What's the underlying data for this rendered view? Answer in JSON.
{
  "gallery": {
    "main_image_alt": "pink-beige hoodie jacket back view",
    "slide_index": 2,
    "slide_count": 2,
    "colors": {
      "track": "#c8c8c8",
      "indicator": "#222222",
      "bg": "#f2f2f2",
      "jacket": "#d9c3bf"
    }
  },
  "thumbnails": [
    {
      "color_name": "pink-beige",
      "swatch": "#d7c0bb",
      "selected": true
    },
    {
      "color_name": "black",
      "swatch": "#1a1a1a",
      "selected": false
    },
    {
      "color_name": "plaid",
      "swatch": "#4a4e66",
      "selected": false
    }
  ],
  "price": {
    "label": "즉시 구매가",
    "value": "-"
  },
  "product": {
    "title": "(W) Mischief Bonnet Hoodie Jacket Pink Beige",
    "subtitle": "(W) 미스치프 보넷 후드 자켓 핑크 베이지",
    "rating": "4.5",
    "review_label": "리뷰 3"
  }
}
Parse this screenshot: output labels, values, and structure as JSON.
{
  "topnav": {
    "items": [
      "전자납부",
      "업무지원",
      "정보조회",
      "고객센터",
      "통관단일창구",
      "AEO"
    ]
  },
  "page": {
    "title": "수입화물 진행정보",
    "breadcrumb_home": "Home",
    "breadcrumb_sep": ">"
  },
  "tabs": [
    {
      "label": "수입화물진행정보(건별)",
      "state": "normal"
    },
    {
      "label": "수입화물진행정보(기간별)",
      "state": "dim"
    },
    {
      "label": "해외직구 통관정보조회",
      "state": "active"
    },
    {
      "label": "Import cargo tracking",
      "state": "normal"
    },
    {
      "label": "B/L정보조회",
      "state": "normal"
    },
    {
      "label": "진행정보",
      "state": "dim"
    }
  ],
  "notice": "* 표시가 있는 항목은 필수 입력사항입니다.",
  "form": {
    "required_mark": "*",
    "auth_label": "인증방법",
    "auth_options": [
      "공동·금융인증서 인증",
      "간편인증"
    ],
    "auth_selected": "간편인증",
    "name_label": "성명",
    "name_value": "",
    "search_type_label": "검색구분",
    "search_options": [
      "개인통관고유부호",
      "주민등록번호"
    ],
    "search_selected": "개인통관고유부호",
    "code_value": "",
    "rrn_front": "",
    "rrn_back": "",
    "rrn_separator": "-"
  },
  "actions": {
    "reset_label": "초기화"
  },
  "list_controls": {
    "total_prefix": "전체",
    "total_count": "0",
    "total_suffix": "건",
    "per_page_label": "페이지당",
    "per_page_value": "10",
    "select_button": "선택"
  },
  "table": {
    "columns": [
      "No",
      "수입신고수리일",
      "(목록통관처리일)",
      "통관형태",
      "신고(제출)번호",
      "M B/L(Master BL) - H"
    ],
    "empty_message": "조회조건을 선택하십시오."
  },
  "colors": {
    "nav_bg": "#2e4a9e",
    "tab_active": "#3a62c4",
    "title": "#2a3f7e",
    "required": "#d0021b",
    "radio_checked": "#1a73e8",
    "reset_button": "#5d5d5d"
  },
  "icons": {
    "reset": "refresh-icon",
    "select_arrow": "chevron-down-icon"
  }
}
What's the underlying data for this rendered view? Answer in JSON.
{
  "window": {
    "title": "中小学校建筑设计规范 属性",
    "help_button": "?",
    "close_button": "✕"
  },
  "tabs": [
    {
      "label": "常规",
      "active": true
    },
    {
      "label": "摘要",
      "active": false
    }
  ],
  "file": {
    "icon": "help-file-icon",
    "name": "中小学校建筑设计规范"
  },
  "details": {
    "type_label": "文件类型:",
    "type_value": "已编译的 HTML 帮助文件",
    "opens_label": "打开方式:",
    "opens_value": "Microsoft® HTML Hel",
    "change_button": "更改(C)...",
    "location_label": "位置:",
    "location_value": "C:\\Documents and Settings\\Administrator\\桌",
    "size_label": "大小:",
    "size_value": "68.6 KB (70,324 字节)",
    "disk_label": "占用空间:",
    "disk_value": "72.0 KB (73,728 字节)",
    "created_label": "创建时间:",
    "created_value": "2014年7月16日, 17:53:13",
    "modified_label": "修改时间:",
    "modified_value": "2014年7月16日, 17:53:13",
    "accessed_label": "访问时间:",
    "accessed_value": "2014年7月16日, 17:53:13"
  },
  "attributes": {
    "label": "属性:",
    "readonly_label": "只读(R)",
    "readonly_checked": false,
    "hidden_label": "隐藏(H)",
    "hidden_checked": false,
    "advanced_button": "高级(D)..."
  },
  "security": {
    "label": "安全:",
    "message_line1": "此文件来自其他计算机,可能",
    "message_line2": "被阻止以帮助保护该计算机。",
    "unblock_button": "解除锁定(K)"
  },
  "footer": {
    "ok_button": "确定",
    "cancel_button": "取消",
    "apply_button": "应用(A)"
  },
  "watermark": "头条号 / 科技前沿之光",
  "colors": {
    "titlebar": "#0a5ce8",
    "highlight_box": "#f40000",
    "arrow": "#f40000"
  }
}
------------
Short exercise:
Take the entries above and transcribe them exactly.

Solution:
What's the underlying data for this rendered view? Answer in JSON.
{
  "gallery": {
    "main_image_alt": "pink-beige hoodie jacket back view",
    "slide_index": 2,
    "slide_count": 2,
    "colors": {
      "track": "#c8c8c8",
      "indicator": "#222222",
      "bg": "#f2f2f2",
      "jacket": "#d9c3bf"
    }
  },
  "thumbnails": [
    {
      "color_name": "pink-beige",
      "swatch": "#d7c0bb",
      "selected": true
    },
    {
      "color_name": "black",
      "swatch": "#1a1a1a",
      "selected": false
    },
    {
      "color_name": "plaid",
      "swatch": "#4a4e66",
      "selected": false
    }
  ],
  "price": {
    "label": "즉시 구매가",
    "value": "-"
  },
  "product": {
    "title": "(W) Mischief Bonnet Hoodie Jacket Pink Beige",
    "subtitle": "(W) 미스치프 보넷 후드 자켓 핑크 베이지",
    "rating": "4.5",
    "review_label": "리뷰 3"
  }
}
Parse this screenshot: output labels, values, and structure as JSON.
{
  "topnav": {
    "items": [
      "전자납부",
      "업무지원",
      "정보조회",
      "고객센터",
      "통관단일창구",
      "AEO"
    ]
  },
  "page": {
    "title": "수입화물 진행정보",
    "breadcrumb_home": "Home",
    "breadcrumb_sep": ">"
  },
  "tabs": [
    {
      "label": "수입화물진행정보(건별)",
      "state": "normal"
    },
    {
      "label": "수입화물진행정보(기간별)",
      "state": "dim"
    },
    {
      "label": "해외직구 통관정보조회",
      "state": "active"
    },
    {
      "label": "Import cargo tracking",
      "state": "normal"
    },
    {
      "label": "B/L정보조회",
      "state": "normal"
    },
    {
      "label": "진행정보",
      "state": "dim"
    }
  ],
  "notice": "* 표시가 있는 항목은 필수 입력사항입니다.",
  "form": {
    "required_mark": "*",
    "auth_label": "인증방법",
    "auth_options": [
      "공동·금융인증서 인증",
      "간편인증"
    ],
    "auth_selected": "간편인증",
    "name_label": "성명",
    "name_value": "",
    "search_type_label": "검색구분",
    "search_options": [
      "개인통관고유부호",
      "주민등록번호"
    ],
    "search_selected": "개인통관고유부호",
    "code_value": "",
    "rrn_front": "",
    "rrn_back": "",
    "rrn_separator": "-"
  },
  "actions": {
    "reset_label": "초기화"
  },
  "list_controls": {
    "total_prefix": "전체",
    "total_count": "0",
    "total_suffix": "건",
    "per_page_label": "페이지당",
    "per_page_value": "10",
    "select_button": "선택"
  },
  "table": {
    "columns": [
      "No",
      "수입신고수리일",
      "(목록통관처리일)",
      "통관형태",
      "신고(제출)번호",
      "M B/L(Master BL) - H"
    ],
    "empty_message": "조회조건을 선택하십시오."
  },
  "colors": {
    "nav_bg": "#2e4a9e",
    "tab_active": "#3a62c4",
    "title": "#2a3f7e",
    "required": "#d0021b",
    "radio_checked": "#1a73e8",
    "reset_button": "#5d5d5d"
  },
  "icons": {
    "reset": "refresh-icon",
    "select_arrow": "chevron-down-icon"
  }
}
What's the underlying data for this rendered view? Answer in JSON.
{
  "window": {
    "title": "中小学校建筑设计规范 属性",
    "help_button": "?",
    "close_button": "✕"
  },
  "tabs": [
    {
      "label": "常规",
      "active": true
    },
    {
      "label": "摘要",
      "active": false
    }
  ],
  "file": {
    "icon": "help-file-icon",
    "name": "中小学校建筑设计规范"
  },
  "details": {
    "type_label": "文件类型:",
    "type_value": "已编译的 HTML 帮助文件",
    "opens_label": "打开方式:",
    "opens_value": "Microsoft® HTML Hel",
    "change_button": "更改(C)...",
    "location_label": "位置:",
    "location_value": "C:\\Documents and Settings\\Administrator\\桌",
    "size_label": "大小:",
    "size_value": "68.6 KB (70,324 字节)",
    "disk_label": "占用空间:",
    "disk_value": "72.0 KB (73,728 字节)",
    "created_label": "创建时间:",
    "created_value": "2014年7月16日, 17:53:13",
    "modified_label": "修改时间:",
    "modified_value": "2014年7月16日, 17:53:13",
    "accessed_label": "访问时间:",
    "accessed_value": "2014年7月16日, 17:53:13"
  },
  "attributes": {
    "label": "属性:",
    "readonly_label": "只读(R)",
    "readonly_checked": false,
    "hidden_label": "隐藏(H)",
    "hidden_checked": false,
    "advanced_button": "高级(D)..."
  },
  "security": {
    "label": "安全:",
    "message_line1": "此文件来自其他计算机,可能",
    "message_line2": "被阻止以帮助保护该计算机。",
    "unblock_button": "解除锁定(K)"
  },
  "footer": {
    "ok_button": "确定",
    "cancel_button": "取消",
    "apply_button": "应用(A)"
  },
  "watermark": "头条号 / 科技前沿之光",
  "colors": {
    "titlebar": "#0a5ce8",
    "highlight_box": "#f40000",
    "arrow": "#f40000"
  }
}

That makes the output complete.